◆ What you should do: Set out every line bearing the string "Herausforderungen".
# # #
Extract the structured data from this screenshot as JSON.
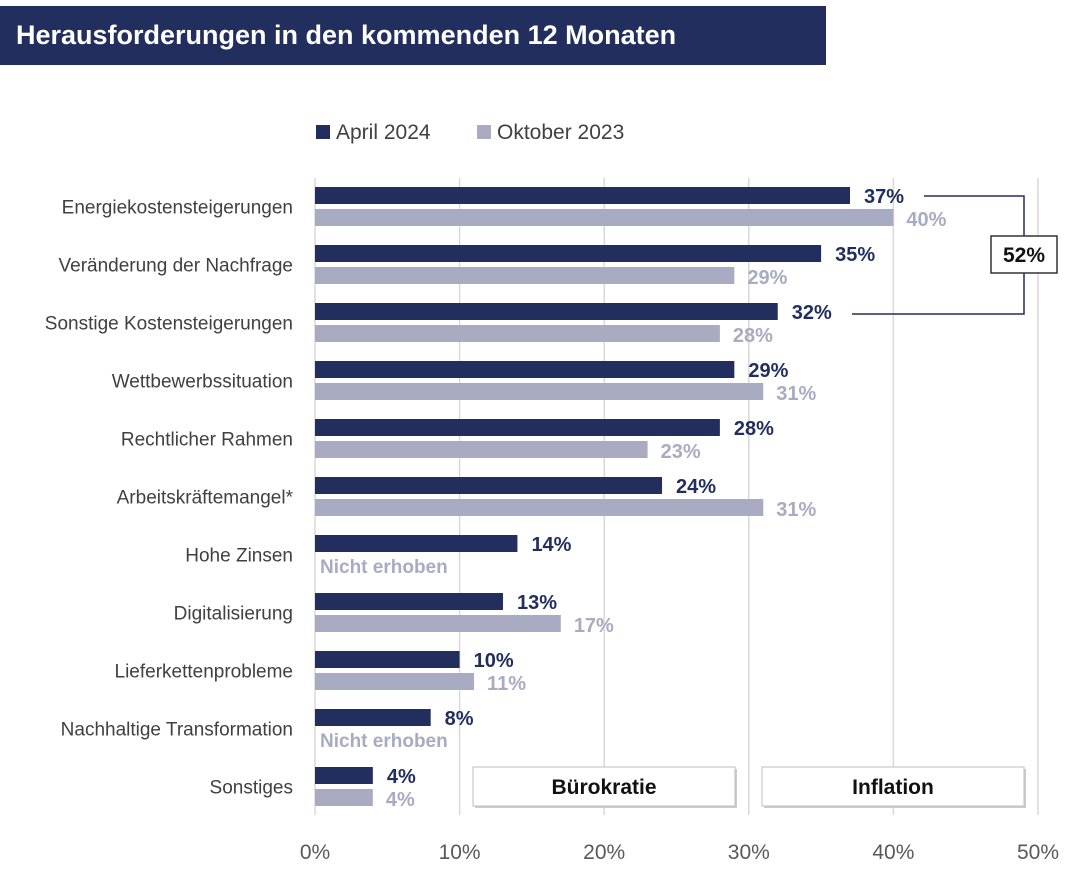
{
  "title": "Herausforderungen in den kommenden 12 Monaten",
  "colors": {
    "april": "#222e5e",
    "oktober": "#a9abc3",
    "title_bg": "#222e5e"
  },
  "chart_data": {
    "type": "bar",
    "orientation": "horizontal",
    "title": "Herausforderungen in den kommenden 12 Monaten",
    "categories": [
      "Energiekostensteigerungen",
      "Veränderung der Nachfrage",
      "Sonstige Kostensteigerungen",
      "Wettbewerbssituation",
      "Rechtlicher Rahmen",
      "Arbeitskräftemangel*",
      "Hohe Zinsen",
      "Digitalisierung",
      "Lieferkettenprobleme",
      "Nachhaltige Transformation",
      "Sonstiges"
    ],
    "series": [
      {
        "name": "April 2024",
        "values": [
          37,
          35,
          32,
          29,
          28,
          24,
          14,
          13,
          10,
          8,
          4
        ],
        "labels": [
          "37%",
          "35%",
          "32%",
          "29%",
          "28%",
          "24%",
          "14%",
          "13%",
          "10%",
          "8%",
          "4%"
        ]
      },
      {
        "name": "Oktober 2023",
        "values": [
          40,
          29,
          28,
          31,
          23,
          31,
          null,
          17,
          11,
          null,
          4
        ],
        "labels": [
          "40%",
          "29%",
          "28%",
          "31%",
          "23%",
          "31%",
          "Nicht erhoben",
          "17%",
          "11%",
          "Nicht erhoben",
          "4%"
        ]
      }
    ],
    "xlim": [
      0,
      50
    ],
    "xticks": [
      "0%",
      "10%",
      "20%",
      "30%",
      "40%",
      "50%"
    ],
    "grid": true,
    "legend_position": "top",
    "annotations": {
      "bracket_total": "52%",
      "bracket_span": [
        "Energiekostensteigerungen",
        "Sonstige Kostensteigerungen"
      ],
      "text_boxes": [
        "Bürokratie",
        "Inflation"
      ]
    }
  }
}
# # #
◆ Response:
  "title": "Herausforderungen in den kommenden 12 Monaten",
    "title": "Herausforderungen in den kommenden 12 Monaten",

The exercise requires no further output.